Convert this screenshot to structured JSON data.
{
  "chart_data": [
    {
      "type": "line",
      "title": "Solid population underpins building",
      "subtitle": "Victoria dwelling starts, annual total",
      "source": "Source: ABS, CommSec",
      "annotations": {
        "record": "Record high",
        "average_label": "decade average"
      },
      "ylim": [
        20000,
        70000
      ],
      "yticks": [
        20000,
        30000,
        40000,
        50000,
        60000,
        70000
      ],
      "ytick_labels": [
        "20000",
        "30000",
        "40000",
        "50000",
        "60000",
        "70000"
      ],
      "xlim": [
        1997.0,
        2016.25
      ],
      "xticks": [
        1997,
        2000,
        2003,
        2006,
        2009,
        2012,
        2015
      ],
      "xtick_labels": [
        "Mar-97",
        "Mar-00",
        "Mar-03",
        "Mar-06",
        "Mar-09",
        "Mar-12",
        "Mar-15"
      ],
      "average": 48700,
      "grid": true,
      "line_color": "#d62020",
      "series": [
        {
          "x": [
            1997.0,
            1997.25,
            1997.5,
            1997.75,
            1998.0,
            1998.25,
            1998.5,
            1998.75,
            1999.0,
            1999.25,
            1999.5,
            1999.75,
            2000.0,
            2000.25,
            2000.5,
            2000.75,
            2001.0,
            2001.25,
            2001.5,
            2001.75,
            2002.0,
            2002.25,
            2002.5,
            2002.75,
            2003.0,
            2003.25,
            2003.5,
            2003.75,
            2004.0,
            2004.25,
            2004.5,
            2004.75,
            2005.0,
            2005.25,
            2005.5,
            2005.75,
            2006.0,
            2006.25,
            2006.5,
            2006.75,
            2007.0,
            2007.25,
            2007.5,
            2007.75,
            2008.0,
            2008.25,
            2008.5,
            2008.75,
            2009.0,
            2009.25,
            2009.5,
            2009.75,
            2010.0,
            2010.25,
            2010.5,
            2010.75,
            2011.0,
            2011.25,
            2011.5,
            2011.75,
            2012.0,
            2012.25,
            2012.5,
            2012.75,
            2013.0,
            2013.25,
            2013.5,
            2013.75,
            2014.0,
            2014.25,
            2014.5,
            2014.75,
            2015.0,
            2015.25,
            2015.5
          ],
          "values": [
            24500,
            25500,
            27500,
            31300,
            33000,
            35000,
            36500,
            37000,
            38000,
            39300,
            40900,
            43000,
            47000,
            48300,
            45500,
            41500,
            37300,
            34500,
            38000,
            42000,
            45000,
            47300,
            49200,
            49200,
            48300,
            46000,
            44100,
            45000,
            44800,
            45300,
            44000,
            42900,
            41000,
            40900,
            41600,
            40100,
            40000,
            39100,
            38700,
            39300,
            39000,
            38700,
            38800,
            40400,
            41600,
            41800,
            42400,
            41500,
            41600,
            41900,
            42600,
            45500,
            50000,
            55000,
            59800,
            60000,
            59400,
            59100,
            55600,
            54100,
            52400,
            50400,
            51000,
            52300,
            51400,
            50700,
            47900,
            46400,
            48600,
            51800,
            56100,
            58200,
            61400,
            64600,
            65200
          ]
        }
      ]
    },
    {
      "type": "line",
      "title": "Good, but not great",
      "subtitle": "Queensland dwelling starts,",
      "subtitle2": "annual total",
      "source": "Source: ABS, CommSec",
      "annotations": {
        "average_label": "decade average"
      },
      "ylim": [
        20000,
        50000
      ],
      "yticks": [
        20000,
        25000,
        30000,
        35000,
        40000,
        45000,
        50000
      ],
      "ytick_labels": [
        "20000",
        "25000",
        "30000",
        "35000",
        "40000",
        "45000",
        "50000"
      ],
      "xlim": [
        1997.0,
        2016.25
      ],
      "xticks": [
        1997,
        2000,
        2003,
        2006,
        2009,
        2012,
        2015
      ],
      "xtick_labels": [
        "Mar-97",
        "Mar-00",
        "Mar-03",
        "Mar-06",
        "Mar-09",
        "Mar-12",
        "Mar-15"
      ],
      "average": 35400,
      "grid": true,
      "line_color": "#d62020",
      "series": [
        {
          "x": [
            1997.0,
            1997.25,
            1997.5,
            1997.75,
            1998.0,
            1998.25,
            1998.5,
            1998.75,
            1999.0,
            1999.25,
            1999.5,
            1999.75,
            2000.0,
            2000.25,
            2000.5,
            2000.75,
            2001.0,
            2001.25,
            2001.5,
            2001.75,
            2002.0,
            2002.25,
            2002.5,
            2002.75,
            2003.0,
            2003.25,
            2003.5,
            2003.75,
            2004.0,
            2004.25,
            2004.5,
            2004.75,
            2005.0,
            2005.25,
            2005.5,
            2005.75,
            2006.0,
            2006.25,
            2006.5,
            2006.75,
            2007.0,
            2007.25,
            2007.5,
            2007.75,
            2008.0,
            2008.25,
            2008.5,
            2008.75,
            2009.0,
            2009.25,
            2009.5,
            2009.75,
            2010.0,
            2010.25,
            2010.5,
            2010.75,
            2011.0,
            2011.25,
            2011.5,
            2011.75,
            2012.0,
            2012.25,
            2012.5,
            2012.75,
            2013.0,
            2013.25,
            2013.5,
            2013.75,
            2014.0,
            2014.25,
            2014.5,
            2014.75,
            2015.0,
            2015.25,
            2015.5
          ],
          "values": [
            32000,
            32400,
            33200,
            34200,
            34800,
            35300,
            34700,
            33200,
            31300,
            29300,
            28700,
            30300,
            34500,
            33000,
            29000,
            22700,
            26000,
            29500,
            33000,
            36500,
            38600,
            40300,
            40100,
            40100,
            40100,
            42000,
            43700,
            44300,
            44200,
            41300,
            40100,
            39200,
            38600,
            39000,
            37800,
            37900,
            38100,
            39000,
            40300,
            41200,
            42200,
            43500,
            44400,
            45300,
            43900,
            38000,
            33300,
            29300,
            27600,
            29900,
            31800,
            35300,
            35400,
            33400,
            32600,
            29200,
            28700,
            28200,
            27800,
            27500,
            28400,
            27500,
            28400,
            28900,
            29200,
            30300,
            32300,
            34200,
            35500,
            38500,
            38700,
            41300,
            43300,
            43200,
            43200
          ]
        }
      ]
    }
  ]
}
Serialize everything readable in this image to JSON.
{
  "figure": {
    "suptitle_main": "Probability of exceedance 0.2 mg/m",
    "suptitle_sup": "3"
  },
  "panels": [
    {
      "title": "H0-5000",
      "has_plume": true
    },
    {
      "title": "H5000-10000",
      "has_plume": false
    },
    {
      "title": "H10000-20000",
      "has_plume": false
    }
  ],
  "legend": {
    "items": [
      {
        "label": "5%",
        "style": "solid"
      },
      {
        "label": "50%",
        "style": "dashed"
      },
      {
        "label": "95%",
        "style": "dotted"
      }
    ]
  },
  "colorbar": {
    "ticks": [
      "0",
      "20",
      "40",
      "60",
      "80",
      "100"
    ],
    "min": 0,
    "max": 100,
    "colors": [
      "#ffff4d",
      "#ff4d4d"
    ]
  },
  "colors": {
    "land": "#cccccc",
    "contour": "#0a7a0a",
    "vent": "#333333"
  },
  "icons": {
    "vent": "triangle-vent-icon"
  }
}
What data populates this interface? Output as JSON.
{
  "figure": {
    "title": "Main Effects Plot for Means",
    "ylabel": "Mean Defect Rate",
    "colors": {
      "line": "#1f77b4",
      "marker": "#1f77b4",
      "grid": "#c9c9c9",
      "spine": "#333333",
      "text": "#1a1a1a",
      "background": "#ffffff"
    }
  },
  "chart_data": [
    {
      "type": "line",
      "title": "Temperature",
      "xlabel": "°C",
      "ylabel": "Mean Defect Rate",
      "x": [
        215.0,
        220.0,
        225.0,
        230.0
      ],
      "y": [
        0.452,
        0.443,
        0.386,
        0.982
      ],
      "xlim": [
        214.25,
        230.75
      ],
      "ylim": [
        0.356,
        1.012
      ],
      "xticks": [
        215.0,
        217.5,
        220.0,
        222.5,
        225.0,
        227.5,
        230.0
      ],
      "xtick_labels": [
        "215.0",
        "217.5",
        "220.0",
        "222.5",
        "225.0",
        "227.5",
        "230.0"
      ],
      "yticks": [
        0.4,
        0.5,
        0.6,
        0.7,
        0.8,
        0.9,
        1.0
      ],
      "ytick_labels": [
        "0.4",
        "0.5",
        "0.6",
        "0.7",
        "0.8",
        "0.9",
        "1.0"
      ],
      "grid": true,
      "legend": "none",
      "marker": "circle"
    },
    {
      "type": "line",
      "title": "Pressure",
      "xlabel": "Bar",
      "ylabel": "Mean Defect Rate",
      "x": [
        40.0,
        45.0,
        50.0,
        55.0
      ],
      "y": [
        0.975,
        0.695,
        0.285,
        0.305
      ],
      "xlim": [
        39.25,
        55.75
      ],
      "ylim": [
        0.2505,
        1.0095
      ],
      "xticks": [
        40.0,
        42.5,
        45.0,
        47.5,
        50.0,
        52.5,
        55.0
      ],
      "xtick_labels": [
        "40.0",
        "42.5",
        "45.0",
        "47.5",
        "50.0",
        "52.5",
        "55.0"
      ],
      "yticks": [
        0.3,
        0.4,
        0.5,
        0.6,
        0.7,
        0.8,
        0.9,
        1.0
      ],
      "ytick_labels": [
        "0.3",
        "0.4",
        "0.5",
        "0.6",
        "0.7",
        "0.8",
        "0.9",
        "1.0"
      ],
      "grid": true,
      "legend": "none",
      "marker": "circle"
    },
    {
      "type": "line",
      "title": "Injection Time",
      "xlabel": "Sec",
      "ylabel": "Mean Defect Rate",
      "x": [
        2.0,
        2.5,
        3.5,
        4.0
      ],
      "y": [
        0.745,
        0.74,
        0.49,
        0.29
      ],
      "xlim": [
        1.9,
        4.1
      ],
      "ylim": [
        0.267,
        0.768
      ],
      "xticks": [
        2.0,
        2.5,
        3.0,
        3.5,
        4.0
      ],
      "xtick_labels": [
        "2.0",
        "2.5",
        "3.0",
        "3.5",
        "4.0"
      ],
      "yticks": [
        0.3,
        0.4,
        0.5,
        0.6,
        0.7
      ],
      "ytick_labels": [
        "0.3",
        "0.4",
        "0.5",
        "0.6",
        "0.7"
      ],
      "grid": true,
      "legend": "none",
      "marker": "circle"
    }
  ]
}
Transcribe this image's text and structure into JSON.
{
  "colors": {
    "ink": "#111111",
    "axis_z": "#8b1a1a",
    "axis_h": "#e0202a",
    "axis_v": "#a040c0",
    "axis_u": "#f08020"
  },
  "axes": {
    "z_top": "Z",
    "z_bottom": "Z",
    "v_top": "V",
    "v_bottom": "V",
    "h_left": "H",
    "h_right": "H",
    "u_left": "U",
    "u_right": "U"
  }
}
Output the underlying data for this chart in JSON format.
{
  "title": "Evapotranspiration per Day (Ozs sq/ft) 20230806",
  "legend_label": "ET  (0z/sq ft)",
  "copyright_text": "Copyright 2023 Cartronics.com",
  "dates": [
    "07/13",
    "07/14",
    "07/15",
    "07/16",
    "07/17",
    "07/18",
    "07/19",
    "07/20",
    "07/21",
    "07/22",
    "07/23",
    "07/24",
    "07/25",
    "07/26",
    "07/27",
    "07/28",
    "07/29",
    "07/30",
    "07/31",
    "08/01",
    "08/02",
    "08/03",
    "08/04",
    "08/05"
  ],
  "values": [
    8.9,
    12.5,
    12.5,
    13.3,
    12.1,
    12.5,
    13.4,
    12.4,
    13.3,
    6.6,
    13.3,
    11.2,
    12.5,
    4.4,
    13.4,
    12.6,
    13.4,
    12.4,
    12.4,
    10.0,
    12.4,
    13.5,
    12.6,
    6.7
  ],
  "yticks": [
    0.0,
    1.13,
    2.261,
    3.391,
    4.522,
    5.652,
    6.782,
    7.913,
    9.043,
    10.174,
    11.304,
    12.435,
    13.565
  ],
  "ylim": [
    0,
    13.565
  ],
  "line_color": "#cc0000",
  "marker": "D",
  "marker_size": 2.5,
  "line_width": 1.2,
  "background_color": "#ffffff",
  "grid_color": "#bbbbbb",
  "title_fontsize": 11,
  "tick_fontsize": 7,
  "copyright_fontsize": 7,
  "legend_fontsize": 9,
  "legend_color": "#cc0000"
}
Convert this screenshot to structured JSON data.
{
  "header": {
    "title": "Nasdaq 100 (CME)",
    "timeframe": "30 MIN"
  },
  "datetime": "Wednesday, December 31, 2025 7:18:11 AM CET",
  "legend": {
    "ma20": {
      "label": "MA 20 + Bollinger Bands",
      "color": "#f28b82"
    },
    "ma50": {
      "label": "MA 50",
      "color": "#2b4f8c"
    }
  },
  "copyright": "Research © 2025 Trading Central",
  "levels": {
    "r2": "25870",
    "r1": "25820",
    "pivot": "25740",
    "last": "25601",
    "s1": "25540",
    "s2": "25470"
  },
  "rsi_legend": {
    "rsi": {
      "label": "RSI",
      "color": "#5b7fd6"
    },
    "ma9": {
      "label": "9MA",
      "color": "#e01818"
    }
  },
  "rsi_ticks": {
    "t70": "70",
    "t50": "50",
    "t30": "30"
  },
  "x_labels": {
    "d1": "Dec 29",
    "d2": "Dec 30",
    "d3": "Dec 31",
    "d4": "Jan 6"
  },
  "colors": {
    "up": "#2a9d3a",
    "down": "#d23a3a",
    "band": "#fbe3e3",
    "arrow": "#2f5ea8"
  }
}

■ **Exercise objective**
Give the number of lines in the entries that hold the word "annual", and nothing else.

■ **Full output**
2